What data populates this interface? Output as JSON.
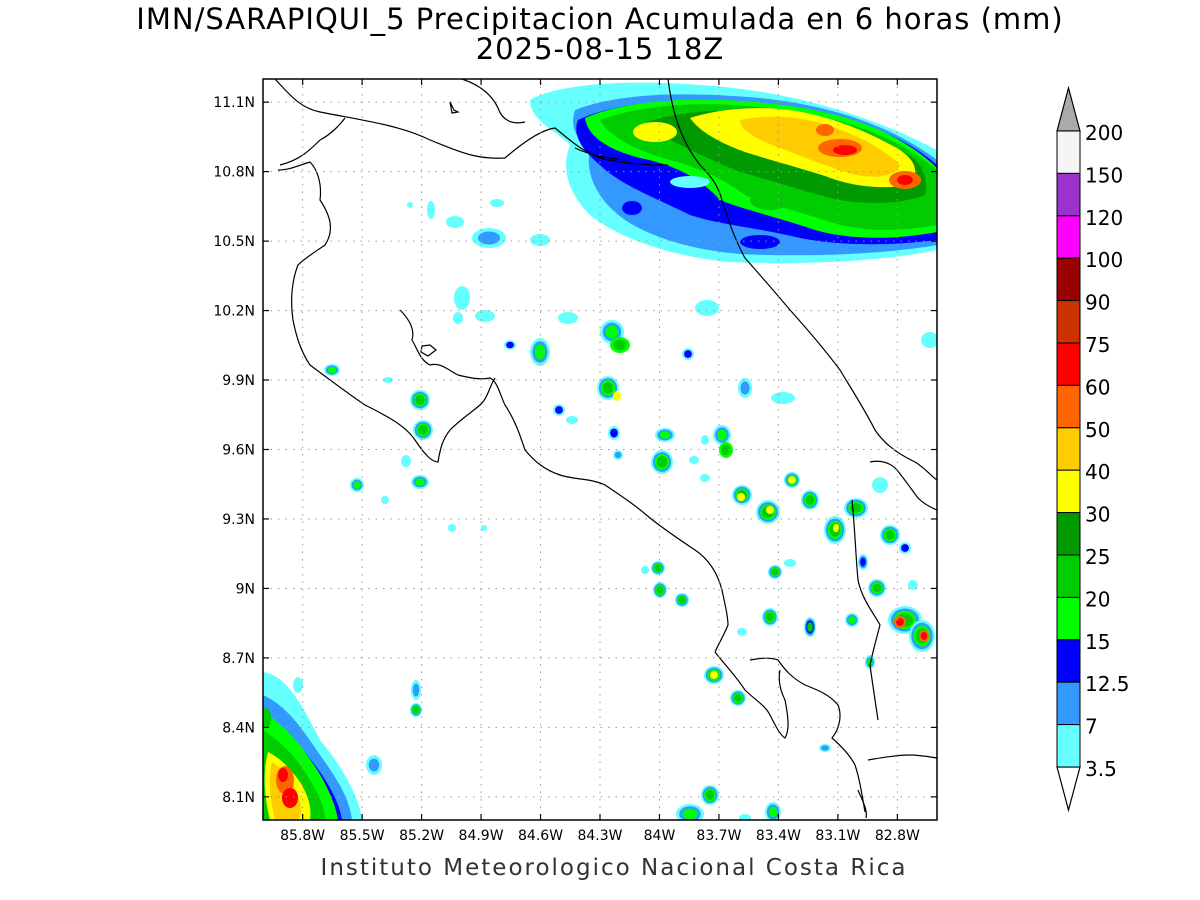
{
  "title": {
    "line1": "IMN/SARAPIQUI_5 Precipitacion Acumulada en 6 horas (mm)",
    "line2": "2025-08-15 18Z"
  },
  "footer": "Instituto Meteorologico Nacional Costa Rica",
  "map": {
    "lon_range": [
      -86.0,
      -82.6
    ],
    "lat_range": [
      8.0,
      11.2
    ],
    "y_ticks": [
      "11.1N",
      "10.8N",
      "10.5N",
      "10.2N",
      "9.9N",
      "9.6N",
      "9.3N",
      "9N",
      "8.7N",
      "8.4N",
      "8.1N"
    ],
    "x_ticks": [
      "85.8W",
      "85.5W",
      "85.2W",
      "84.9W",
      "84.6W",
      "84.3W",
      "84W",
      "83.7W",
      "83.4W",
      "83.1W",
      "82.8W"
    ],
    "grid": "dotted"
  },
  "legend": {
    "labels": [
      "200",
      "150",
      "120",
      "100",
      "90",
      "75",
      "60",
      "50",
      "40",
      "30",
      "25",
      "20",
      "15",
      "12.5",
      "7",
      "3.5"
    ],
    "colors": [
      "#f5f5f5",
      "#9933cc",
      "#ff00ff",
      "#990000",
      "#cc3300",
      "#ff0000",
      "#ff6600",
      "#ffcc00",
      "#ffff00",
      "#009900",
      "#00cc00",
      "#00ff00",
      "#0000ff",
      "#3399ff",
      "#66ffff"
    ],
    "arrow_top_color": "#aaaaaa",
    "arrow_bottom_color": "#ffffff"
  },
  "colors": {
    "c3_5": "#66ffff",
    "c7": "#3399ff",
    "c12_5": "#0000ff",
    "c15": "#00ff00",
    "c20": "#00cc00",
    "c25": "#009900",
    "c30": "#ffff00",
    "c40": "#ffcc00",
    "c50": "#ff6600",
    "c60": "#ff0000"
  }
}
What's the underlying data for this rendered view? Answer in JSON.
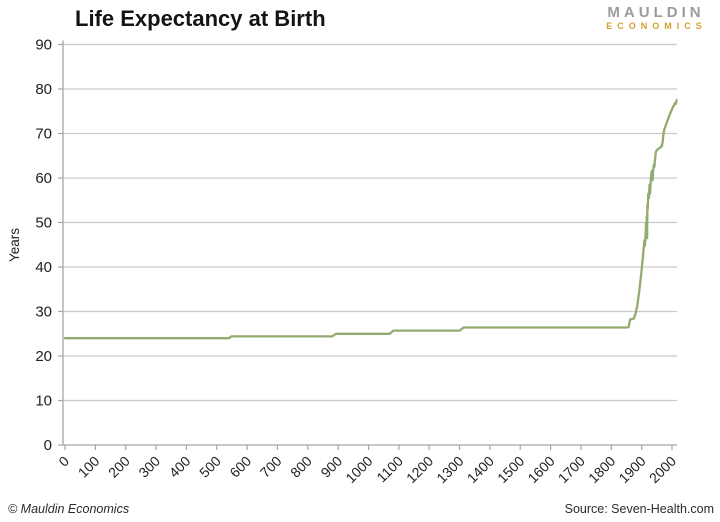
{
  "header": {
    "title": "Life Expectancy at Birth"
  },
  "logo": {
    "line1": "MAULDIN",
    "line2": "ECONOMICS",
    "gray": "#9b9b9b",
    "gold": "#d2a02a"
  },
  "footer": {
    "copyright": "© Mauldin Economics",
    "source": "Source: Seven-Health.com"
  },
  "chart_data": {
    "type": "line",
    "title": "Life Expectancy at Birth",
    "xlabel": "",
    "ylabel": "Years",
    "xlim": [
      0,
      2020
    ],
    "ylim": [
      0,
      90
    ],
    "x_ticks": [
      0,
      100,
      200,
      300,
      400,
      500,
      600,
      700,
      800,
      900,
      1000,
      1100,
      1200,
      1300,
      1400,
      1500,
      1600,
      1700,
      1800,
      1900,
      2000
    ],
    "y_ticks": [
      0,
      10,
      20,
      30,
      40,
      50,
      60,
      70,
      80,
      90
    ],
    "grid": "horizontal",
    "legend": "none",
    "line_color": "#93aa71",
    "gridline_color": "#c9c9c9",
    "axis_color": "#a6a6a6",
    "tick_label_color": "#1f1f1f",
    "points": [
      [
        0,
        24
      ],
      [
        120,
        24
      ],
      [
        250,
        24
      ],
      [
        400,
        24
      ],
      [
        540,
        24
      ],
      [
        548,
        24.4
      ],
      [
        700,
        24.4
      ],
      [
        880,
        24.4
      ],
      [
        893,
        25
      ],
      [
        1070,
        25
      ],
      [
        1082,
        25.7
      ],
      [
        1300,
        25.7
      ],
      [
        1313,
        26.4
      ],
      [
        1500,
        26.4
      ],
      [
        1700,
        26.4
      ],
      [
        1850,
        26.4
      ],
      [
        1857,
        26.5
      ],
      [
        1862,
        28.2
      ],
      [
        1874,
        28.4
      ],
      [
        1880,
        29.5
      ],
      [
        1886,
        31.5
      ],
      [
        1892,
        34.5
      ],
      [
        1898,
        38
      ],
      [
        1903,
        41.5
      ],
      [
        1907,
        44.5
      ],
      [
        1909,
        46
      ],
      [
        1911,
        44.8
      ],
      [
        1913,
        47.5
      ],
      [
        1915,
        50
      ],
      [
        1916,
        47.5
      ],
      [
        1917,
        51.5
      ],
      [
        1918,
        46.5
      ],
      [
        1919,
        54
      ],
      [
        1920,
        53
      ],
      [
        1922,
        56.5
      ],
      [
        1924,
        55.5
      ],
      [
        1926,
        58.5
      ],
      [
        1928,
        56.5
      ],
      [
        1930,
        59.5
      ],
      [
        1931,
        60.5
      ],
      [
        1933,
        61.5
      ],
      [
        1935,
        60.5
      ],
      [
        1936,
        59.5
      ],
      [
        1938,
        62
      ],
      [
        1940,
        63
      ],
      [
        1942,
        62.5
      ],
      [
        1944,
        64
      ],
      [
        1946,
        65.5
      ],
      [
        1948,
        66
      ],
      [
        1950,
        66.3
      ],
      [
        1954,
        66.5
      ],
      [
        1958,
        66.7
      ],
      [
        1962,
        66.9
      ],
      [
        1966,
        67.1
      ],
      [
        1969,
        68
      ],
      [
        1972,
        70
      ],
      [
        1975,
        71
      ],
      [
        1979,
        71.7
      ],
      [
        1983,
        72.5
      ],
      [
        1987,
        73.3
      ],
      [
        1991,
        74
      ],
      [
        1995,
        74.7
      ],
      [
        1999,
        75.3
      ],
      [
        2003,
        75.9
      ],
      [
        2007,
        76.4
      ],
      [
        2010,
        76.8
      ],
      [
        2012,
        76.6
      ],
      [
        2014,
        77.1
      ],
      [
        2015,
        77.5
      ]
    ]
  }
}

- - - - -

What is needed is an exact reproduction of the data, pictures excluded.

ANSWER TO THIS PROBLEM
What data populates this interface? Output as JSON.
{
  "title": {
    "line1": "IMN/SARAPIQUI_5 Precipitacion Acumulada en 6 horas (mm)",
    "line2": "2025-08-15 18Z"
  },
  "footer": "Instituto Meteorologico Nacional Costa Rica",
  "map": {
    "lon_range": [
      -86.0,
      -82.6
    ],
    "lat_range": [
      8.0,
      11.2
    ],
    "y_ticks": [
      "11.1N",
      "10.8N",
      "10.5N",
      "10.2N",
      "9.9N",
      "9.6N",
      "9.3N",
      "9N",
      "8.7N",
      "8.4N",
      "8.1N"
    ],
    "x_ticks": [
      "85.8W",
      "85.5W",
      "85.2W",
      "84.9W",
      "84.6W",
      "84.3W",
      "84W",
      "83.7W",
      "83.4W",
      "83.1W",
      "82.8W"
    ],
    "grid": "dotted"
  },
  "legend": {
    "labels": [
      "200",
      "150",
      "120",
      "100",
      "90",
      "75",
      "60",
      "50",
      "40",
      "30",
      "25",
      "20",
      "15",
      "12.5",
      "7",
      "3.5"
    ],
    "colors": [
      "#f5f5f5",
      "#9933cc",
      "#ff00ff",
      "#990000",
      "#cc3300",
      "#ff0000",
      "#ff6600",
      "#ffcc00",
      "#ffff00",
      "#009900",
      "#00cc00",
      "#00ff00",
      "#0000ff",
      "#3399ff",
      "#66ffff"
    ],
    "arrow_top_color": "#aaaaaa",
    "arrow_bottom_color": "#ffffff"
  },
  "colors": {
    "c3_5": "#66ffff",
    "c7": "#3399ff",
    "c12_5": "#0000ff",
    "c15": "#00ff00",
    "c20": "#00cc00",
    "c25": "#009900",
    "c30": "#ffff00",
    "c40": "#ffcc00",
    "c50": "#ff6600",
    "c60": "#ff0000"
  }
}
What's the underlying data for this rendered view? Answer in JSON.
{
  "header": {
    "title": "Life Expectancy at Birth"
  },
  "logo": {
    "line1": "MAULDIN",
    "line2": "ECONOMICS",
    "gray": "#9b9b9b",
    "gold": "#d2a02a"
  },
  "footer": {
    "copyright": "© Mauldin Economics",
    "source": "Source: Seven-Health.com"
  },
  "chart_data": {
    "type": "line",
    "title": "Life Expectancy at Birth",
    "xlabel": "",
    "ylabel": "Years",
    "xlim": [
      0,
      2020
    ],
    "ylim": [
      0,
      90
    ],
    "x_ticks": [
      0,
      100,
      200,
      300,
      400,
      500,
      600,
      700,
      800,
      900,
      1000,
      1100,
      1200,
      1300,
      1400,
      1500,
      1600,
      1700,
      1800,
      1900,
      2000
    ],
    "y_ticks": [
      0,
      10,
      20,
      30,
      40,
      50,
      60,
      70,
      80,
      90
    ],
    "grid": "horizontal",
    "legend": "none",
    "line_color": "#93aa71",
    "gridline_color": "#c9c9c9",
    "axis_color": "#a6a6a6",
    "tick_label_color": "#1f1f1f",
    "points": [
      [
        0,
        24
      ],
      [
        120,
        24
      ],
      [
        250,
        24
      ],
      [
        400,
        24
      ],
      [
        540,
        24
      ],
      [
        548,
        24.4
      ],
      [
        700,
        24.4
      ],
      [
        880,
        24.4
      ],
      [
        893,
        25
      ],
      [
        1070,
        25
      ],
      [
        1082,
        25.7
      ],
      [
        1300,
        25.7
      ],
      [
        1313,
        26.4
      ],
      [
        1500,
        26.4
      ],
      [
        1700,
        26.4
      ],
      [
        1850,
        26.4
      ],
      [
        1857,
        26.5
      ],
      [
        1862,
        28.2
      ],
      [
        1874,
        28.4
      ],
      [
        1880,
        29.5
      ],
      [
        1886,
        31.5
      ],
      [
        1892,
        34.5
      ],
      [
        1898,
        38
      ],
      [
        1903,
        41.5
      ],
      [
        1907,
        44.5
      ],
      [
        1909,
        46
      ],
      [
        1911,
        44.8
      ],
      [
        1913,
        47.5
      ],
      [
        1915,
        50
      ],
      [
        1916,
        47.5
      ],
      [
        1917,
        51.5
      ],
      [
        1918,
        46.5
      ],
      [
        1919,
        54
      ],
      [
        1920,
        53
      ],
      [
        1922,
        56.5
      ],
      [
        1924,
        55.5
      ],
      [
        1926,
        58.5
      ],
      [
        1928,
        56.5
      ],
      [
        1930,
        59.5
      ],
      [
        1931,
        60.5
      ],
      [
        1933,
        61.5
      ],
      [
        1935,
        60.5
      ],
      [
        1936,
        59.5
      ],
      [
        1938,
        62
      ],
      [
        1940,
        63
      ],
      [
        1942,
        62.5
      ],
      [
        1944,
        64
      ],
      [
        1946,
        65.5
      ],
      [
        1948,
        66
      ],
      [
        1950,
        66.3
      ],
      [
        1954,
        66.5
      ],
      [
        1958,
        66.7
      ],
      [
        1962,
        66.9
      ],
      [
        1966,
        67.1
      ],
      [
        1969,
        68
      ],
      [
        1972,
        70
      ],
      [
        1975,
        71
      ],
      [
        1979,
        71.7
      ],
      [
        1983,
        72.5
      ],
      [
        1987,
        73.3
      ],
      [
        1991,
        74
      ],
      [
        1995,
        74.7
      ],
      [
        1999,
        75.3
      ],
      [
        2003,
        75.9
      ],
      [
        2007,
        76.4
      ],
      [
        2010,
        76.8
      ],
      [
        2012,
        76.6
      ],
      [
        2014,
        77.1
      ],
      [
        2015,
        77.5
      ]
    ]
  }
}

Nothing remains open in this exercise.